##### Passage for review #####
Now we need to match up the totals from our data with the pay period it fits in. Because all of our dates are formatted according to RFC-3339, we can take advantage of simple string comparisions.


# For each of the returned payrolls,
# group all work data that occured during
# that pay period

hourly_data_grouped_by_pay_period = json_response.reduce([]) do |grouped_data, payroll_json|
  start_date = payroll_json["pay_period"]["start_date"]
  end_date = payroll_json["pay_period"]["end_date"]
  grouped_data << work_data.select do |hourly_data|
    hourly_data[:date] >= start_date && hourly_data[:date] <= end_date
  end
end

# Sum each group to just get the hours worked
# during that pay period

hourly_totals = hourly_data_grouped_by_pay_period.map do |hourly_data|
  hourly_data.reduce(0) do |total_hours_worked, hourly_datum|
    total_hours_worked + hourly_datum[:hours]
  end
end

# hourly_totals = [ 80, 24 ]

Building the Response

Now we need to build up the information to send to the Update Payrolls endpoint. All that is required is the version and the compensation information.
##### Information shown #####
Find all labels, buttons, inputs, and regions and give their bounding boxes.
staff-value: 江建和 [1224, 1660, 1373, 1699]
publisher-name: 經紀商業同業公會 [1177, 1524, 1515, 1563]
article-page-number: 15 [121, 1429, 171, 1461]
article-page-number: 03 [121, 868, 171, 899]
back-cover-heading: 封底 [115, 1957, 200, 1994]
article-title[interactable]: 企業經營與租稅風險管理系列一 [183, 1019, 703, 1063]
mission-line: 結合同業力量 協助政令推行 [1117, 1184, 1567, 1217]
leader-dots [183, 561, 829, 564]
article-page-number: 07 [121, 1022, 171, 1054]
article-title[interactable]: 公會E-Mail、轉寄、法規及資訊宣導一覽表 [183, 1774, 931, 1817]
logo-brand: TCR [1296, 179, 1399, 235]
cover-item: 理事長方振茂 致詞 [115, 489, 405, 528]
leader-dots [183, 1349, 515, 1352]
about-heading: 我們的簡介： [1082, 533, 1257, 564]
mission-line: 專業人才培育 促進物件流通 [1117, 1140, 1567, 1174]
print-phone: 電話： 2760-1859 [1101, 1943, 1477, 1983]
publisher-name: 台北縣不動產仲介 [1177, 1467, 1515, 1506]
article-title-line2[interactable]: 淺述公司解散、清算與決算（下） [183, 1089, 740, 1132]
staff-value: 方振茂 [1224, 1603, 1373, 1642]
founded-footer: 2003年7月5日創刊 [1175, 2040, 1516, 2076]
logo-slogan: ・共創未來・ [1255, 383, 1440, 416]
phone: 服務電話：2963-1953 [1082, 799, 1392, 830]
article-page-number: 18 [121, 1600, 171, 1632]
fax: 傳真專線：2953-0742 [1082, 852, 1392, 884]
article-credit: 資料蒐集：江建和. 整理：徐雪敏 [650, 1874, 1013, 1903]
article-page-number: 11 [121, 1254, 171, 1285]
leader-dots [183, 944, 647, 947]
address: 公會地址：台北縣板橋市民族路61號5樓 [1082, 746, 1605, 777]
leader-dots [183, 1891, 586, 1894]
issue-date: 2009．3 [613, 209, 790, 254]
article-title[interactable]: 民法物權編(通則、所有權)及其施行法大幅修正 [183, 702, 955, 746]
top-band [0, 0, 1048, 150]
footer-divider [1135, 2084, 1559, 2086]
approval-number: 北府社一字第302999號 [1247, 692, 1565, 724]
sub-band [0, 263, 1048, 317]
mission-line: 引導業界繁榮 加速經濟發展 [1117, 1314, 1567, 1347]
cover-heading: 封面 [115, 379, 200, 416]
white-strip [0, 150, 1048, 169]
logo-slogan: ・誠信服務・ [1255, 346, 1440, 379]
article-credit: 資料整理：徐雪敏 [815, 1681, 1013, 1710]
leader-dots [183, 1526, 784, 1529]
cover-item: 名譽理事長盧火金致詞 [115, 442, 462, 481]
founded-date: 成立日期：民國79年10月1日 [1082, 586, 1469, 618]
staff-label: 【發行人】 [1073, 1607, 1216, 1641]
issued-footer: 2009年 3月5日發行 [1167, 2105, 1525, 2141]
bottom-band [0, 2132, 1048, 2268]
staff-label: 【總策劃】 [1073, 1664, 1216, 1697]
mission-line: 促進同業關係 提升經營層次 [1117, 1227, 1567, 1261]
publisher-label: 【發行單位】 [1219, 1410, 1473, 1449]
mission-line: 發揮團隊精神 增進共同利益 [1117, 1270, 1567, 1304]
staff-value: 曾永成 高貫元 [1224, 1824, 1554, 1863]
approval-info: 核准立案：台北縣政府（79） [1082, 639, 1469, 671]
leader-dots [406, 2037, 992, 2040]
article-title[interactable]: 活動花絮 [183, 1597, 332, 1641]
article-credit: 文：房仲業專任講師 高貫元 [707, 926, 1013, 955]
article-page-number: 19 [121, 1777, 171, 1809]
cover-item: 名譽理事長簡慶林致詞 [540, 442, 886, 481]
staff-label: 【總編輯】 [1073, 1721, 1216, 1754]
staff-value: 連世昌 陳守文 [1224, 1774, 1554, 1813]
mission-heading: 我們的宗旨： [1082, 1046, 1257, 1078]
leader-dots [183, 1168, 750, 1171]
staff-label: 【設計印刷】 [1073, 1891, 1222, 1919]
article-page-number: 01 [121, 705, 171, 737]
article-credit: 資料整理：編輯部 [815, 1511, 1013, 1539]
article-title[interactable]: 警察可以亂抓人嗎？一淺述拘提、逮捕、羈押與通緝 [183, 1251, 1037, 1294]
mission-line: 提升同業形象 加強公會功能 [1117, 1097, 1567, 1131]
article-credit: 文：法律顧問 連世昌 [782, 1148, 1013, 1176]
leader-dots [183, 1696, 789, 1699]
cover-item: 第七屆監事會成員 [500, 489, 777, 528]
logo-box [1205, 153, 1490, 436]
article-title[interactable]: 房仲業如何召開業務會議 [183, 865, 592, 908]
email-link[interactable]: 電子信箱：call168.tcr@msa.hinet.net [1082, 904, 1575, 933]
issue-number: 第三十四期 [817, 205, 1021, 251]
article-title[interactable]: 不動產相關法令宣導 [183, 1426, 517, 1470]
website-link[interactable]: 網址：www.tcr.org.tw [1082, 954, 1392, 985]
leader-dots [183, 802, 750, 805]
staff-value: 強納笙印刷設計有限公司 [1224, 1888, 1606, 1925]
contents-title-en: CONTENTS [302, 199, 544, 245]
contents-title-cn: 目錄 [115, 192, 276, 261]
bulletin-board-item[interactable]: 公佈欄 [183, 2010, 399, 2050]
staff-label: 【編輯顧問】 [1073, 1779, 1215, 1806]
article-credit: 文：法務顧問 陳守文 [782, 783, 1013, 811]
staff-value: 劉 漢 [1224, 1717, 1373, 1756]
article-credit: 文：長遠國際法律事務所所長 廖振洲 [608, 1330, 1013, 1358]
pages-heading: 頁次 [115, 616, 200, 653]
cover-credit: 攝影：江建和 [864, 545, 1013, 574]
#####
Exercise set »
[A] From the pay-period walkthrough, return the portion starting at "hourly_totals = hourly_data_grouped_by_pay_period.map" and ending at "the compensation information." with no changes.
[B] According to the pay-period walkthrough, why can the code use plain string comparisons to decide which pay period a work entry belongs to?

Numbered answers »
[A]
hourly_totals = hourly_data_grouped_by_pay_period.map do |hourly_data|
  hourly_data.reduce(0) do |total_hours_worked, hourly_datum|
    total_hours_worked + hourly_datum[:hours]
  end
end

# hourly_totals = [ 80, 24 ]

Building the Response

Now we need to build up the information to send to the Update Payrolls endpoint. All that is required is the version and the compensation information.

[B] All of the dates are formatted according to RFC-3339, so simple string comparisons are enough. The code therefore keeps an entry when its date is greater than or equal to the pay period's start date and less than or equal to its end date.